TASK DETAILS: Gather all lines in the entries that include the word "oder".

DATA EXTRACT:
============
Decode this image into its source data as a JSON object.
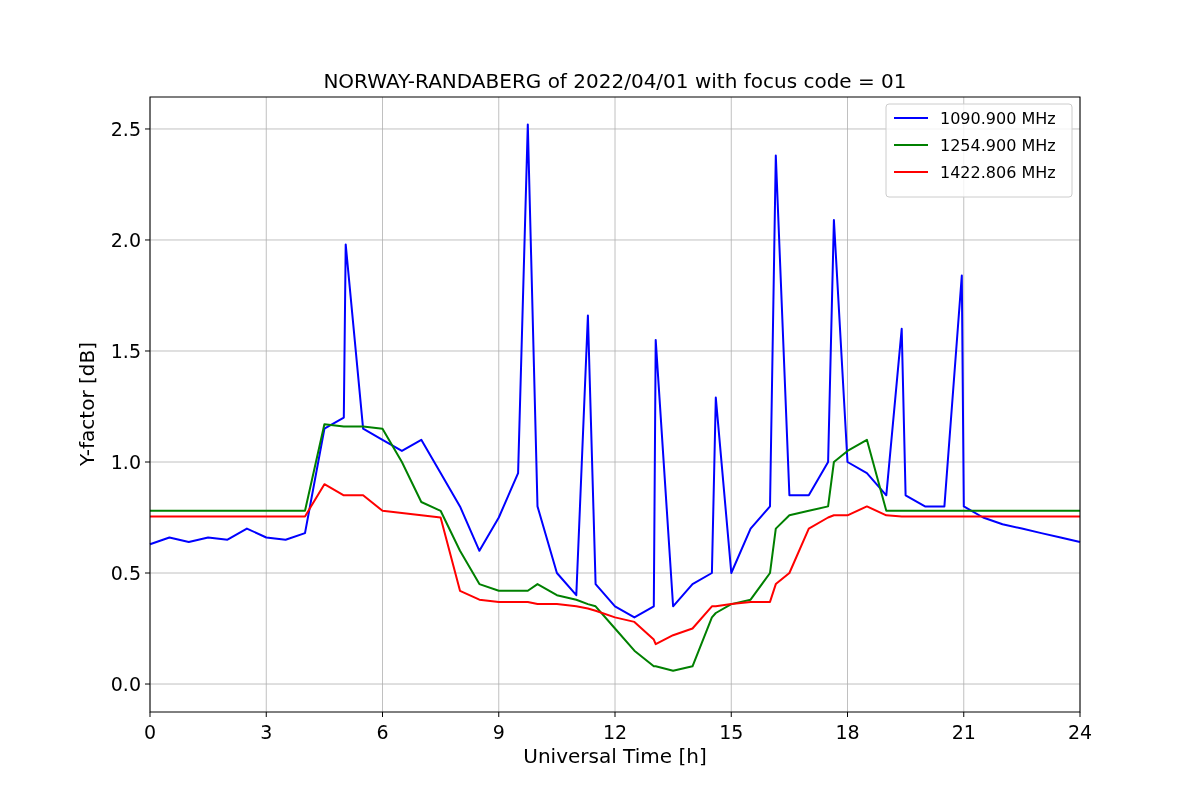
{
  "chart_data": {
    "type": "line",
    "title": "NORWAY-RANDABERG of 2022/04/01 with focus code = 01",
    "xlabel": "Universal Time [h]",
    "ylabel": "Y-factor [dB]",
    "x": [
      0,
      0.5,
      1,
      1.5,
      2,
      2.5,
      3,
      3.5,
      4,
      4.5,
      5,
      5.05,
      5.5,
      6,
      6.5,
      7,
      7.5,
      8,
      8.5,
      9,
      9.5,
      9.75,
      10,
      10.5,
      11,
      11.3,
      11.5,
      12,
      12.5,
      13,
      13.05,
      13.5,
      14,
      14.5,
      14.6,
      15,
      15.5,
      16,
      16.15,
      16.5,
      17,
      17.5,
      17.65,
      18,
      18.5,
      19,
      19.4,
      19.5,
      20,
      20.5,
      20.95,
      21,
      21.5,
      22,
      22.5,
      23,
      23.5,
      24
    ],
    "series": [
      {
        "name": "1090.900 MHz",
        "color": "#0000ff",
        "values": [
          0.63,
          0.66,
          0.64,
          0.66,
          0.65,
          0.7,
          0.66,
          0.65,
          0.68,
          1.15,
          1.2,
          1.98,
          1.15,
          1.1,
          1.05,
          1.1,
          0.95,
          0.8,
          0.6,
          0.75,
          0.95,
          2.52,
          0.8,
          0.5,
          0.4,
          1.66,
          0.45,
          0.35,
          0.3,
          0.35,
          1.55,
          0.35,
          0.45,
          0.5,
          1.29,
          0.5,
          0.7,
          0.8,
          2.38,
          0.85,
          0.85,
          1.0,
          2.09,
          1.0,
          0.95,
          0.85,
          1.6,
          0.85,
          0.8,
          0.8,
          1.84,
          0.8,
          0.75,
          0.72,
          0.7,
          0.68,
          0.66,
          0.64
        ]
      },
      {
        "name": "1254.900 MHz",
        "color": "#008000",
        "values": [
          0.78,
          0.78,
          0.78,
          0.78,
          0.78,
          0.78,
          0.78,
          0.78,
          0.78,
          1.17,
          1.16,
          1.16,
          1.16,
          1.15,
          1.0,
          0.82,
          0.78,
          0.6,
          0.45,
          0.42,
          0.42,
          0.42,
          0.45,
          0.4,
          0.38,
          0.36,
          0.35,
          0.25,
          0.15,
          0.08,
          0.08,
          0.06,
          0.08,
          0.3,
          0.32,
          0.36,
          0.38,
          0.5,
          0.7,
          0.76,
          0.78,
          0.8,
          1.0,
          1.05,
          1.1,
          0.78,
          0.78,
          0.78,
          0.78,
          0.78,
          0.78,
          0.78,
          0.78,
          0.78,
          0.78,
          0.78,
          0.78,
          0.78
        ]
      },
      {
        "name": "1422.806 MHz",
        "color": "#ff0000",
        "values": [
          0.755,
          0.755,
          0.755,
          0.755,
          0.755,
          0.755,
          0.755,
          0.755,
          0.755,
          0.9,
          0.85,
          0.85,
          0.85,
          0.78,
          0.77,
          0.76,
          0.75,
          0.42,
          0.38,
          0.37,
          0.37,
          0.37,
          0.36,
          0.36,
          0.35,
          0.34,
          0.33,
          0.3,
          0.28,
          0.2,
          0.18,
          0.22,
          0.25,
          0.35,
          0.35,
          0.36,
          0.37,
          0.37,
          0.45,
          0.5,
          0.7,
          0.75,
          0.76,
          0.76,
          0.8,
          0.76,
          0.755,
          0.755,
          0.755,
          0.755,
          0.755,
          0.755,
          0.755,
          0.755,
          0.755,
          0.755,
          0.755,
          0.755
        ]
      }
    ],
    "grid": true,
    "legend": true,
    "xlim": [
      0,
      24
    ],
    "ylim": [
      -0.126,
      2.644
    ],
    "xticks": [
      0,
      3,
      6,
      9,
      12,
      15,
      18,
      21,
      24
    ],
    "yticks": [
      {
        "value": 0,
        "label": "0.0"
      },
      {
        "value": 0.5,
        "label": "0.5"
      },
      {
        "value": 1,
        "label": "1.0"
      },
      {
        "value": 1.5,
        "label": "1.5"
      },
      {
        "value": 2,
        "label": "2.0"
      },
      {
        "value": 2.5,
        "label": "2.5"
      }
    ]
  }
}
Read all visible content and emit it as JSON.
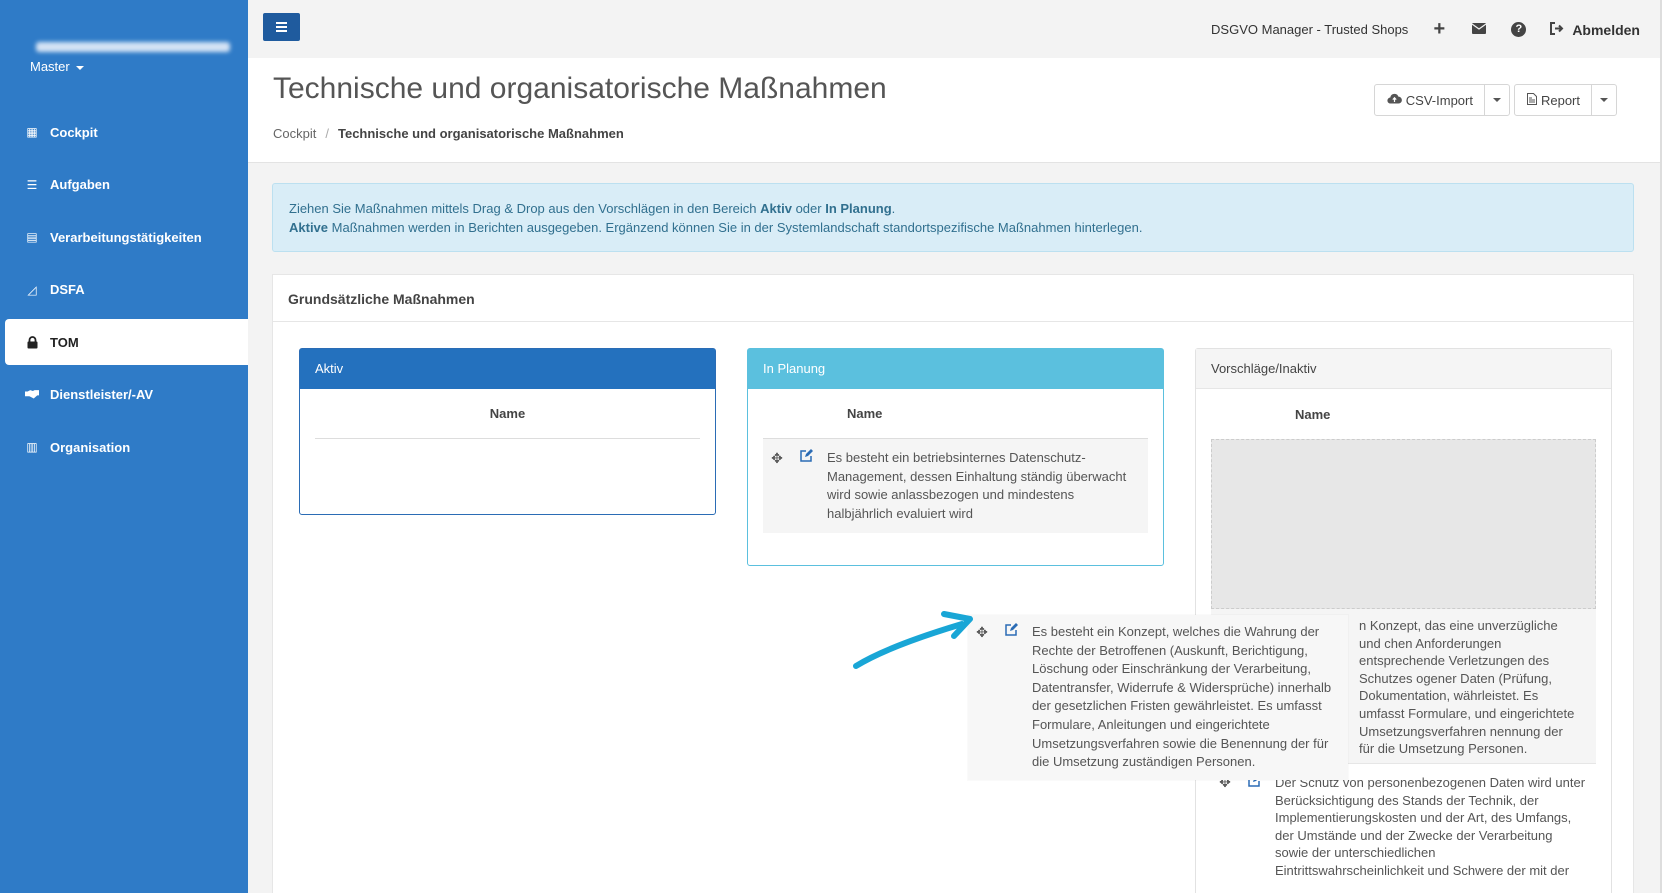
{
  "sidebar": {
    "master_label": "Master",
    "items": [
      {
        "label": "Cockpit",
        "icon": "chart-bar-icon",
        "glyph": "▦"
      },
      {
        "label": "Aufgaben",
        "icon": "list-icon",
        "glyph": "☰"
      },
      {
        "label": "Verarbeitungstätigkeiten",
        "icon": "table-icon",
        "glyph": "▤"
      },
      {
        "label": "DSFA",
        "icon": "chart-line-icon",
        "glyph": "◿"
      },
      {
        "label": "TOM",
        "icon": "lock-icon",
        "glyph": "🔒"
      },
      {
        "label": "Dienstleister/-AV",
        "icon": "handshake-icon",
        "glyph": "✋"
      },
      {
        "label": "Organisation",
        "icon": "building-icon",
        "glyph": "▥"
      }
    ]
  },
  "topbar": {
    "title": "DSGVO Manager - Trusted Shops",
    "plus_glyph": "+",
    "help_glyph": "?",
    "logout_glyph": "⇥",
    "logout_label": "Abmelden"
  },
  "header": {
    "title": "Technische und organisatorische Maßnahmen",
    "breadcrumb_home": "Cockpit",
    "breadcrumb_sep": "/",
    "breadcrumb_current": "Technische und organisatorische Maßnahmen",
    "csv_label": "CSV-Import",
    "report_label": "Report",
    "csv_glyph": "☁",
    "report_glyph": "▤"
  },
  "alert": {
    "line1_pre": "Ziehen Sie Maßnahmen mittels Drag & Drop aus den Vorschlägen in den Bereich ",
    "line1_b1": "Aktiv",
    "line1_mid": " oder ",
    "line1_b2": "In Planung",
    "line1_end": ".",
    "line2_b": "Aktive",
    "line2_rest": " Maßnahmen werden in Berichten ausgegeben. Ergänzend können Sie in der Systemlandschaft standortspezifische Maßnahmen hinterlegen."
  },
  "panel": {
    "title": "Grundsätzliche Maßnahmen",
    "column_header": "Name",
    "move_glyph": "✥",
    "edit_glyph": "✎",
    "aktiv": {
      "title": "Aktiv"
    },
    "plan": {
      "title": "In Planung",
      "rows": [
        "Es besteht ein betriebsinternes Datenschutz-Management, dessen Einhaltung ständig überwacht wird sowie anlassbezogen und mindestens halbjährlich evaluiert wird"
      ]
    },
    "vorschlaege": {
      "title": "Vorschläge/Inaktiv",
      "partial_row": "n Konzept, das eine unverzügliche und chen Anforderungen entsprechende Verletzungen des Schutzes ogener Daten (Prüfung, Dokumentation, währleistet. Es umfasst Formulare, und eingerichtete Umsetzungsverfahren nennung der für die Umsetzung Personen.",
      "next_row": "Der Schutz von personenbezogenen Daten wird unter Berücksichtigung des Stands der Technik, der Implementierungskosten und der Art, des Umfangs, der Umstände und der Zwecke der Verarbeitung sowie der unterschiedlichen Eintrittswahrscheinlichkeit und Schwere der mit der"
    },
    "dragging_row": "Es besteht ein Konzept, welches die Wahrung der Rechte der Betroffenen (Auskunft, Berichtigung, Löschung oder Einschränkung der Verarbeitung, Datentransfer, Widerrufe & Widersprüche) innerhalb der gesetzlichen Fristen gewährleistet. Es umfasst Formulare, Anleitungen und eingerichtete Umsetzungsverfahren sowie die Benennung der für die Umsetzung zuständigen Personen."
  },
  "colors": {
    "sidebar": "#2f7bc7",
    "aktiv": "#2471be",
    "plan": "#5bc0de",
    "arrow": "#19a6d6"
  }
}
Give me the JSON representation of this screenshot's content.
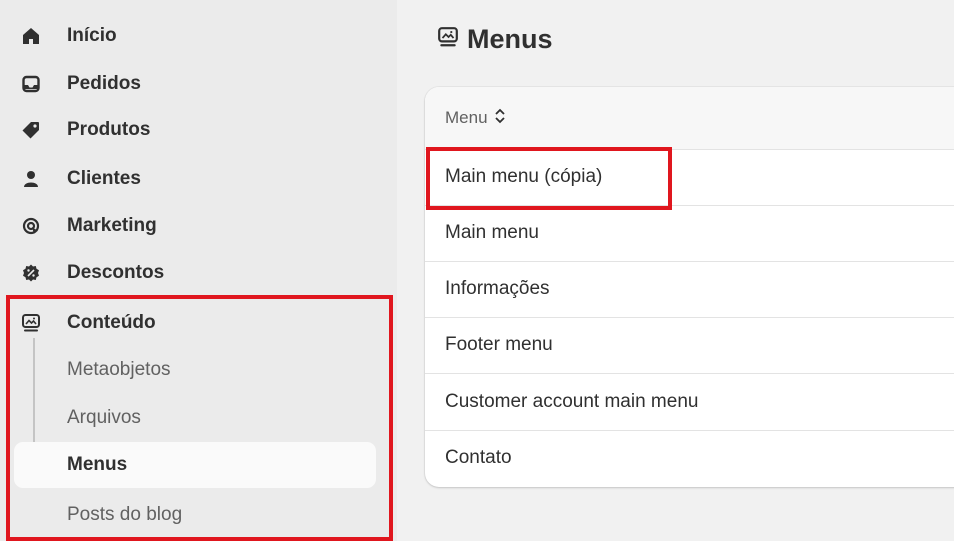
{
  "sidebar": {
    "items": [
      {
        "label": "Início",
        "icon": "home-icon"
      },
      {
        "label": "Pedidos",
        "icon": "inbox-icon"
      },
      {
        "label": "Produtos",
        "icon": "tag-icon"
      },
      {
        "label": "Clientes",
        "icon": "person-icon"
      },
      {
        "label": "Marketing",
        "icon": "target-icon"
      },
      {
        "label": "Descontos",
        "icon": "discount-icon"
      },
      {
        "label": "Conteúdo",
        "icon": "content-icon"
      }
    ],
    "subitems": [
      {
        "label": "Metaobjetos"
      },
      {
        "label": "Arquivos"
      },
      {
        "label": "Menus",
        "active": true
      },
      {
        "label": "Posts do blog"
      }
    ]
  },
  "main": {
    "title": "Menus",
    "title_icon": "content-icon",
    "table": {
      "column_header": "Menu",
      "sort_icon": "sort-icon",
      "rows": [
        "Main menu (cópia)",
        "Main menu",
        "Informações",
        "Footer menu",
        "Customer account main menu",
        "Contato"
      ]
    }
  },
  "colors": {
    "highlight": "#e0161e",
    "sidebar_bg": "#ebebeb",
    "main_bg": "#f1f1f1",
    "card_bg": "#ffffff",
    "text": "#303030",
    "muted_text": "#616161"
  }
}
============
EXERCISE OUTPUT:
    "line1_mid": " oder ",
    "dragging_row": "Es besteht ein Konzept, welches die Wahrung der Rechte der Betroffenen (Auskunft, Berichtigung, Löschung oder Einschränkung der Verarbeitung, Datentransfer, Widerrufe & Widersprüche) innerhalb der gesetzlichen Fristen gewährleistet. Es umfasst Formulare, Anleitungen und eingerichtete Umsetzungsverfahren sowie die Benennung der für die Umsetzung zuständigen Personen."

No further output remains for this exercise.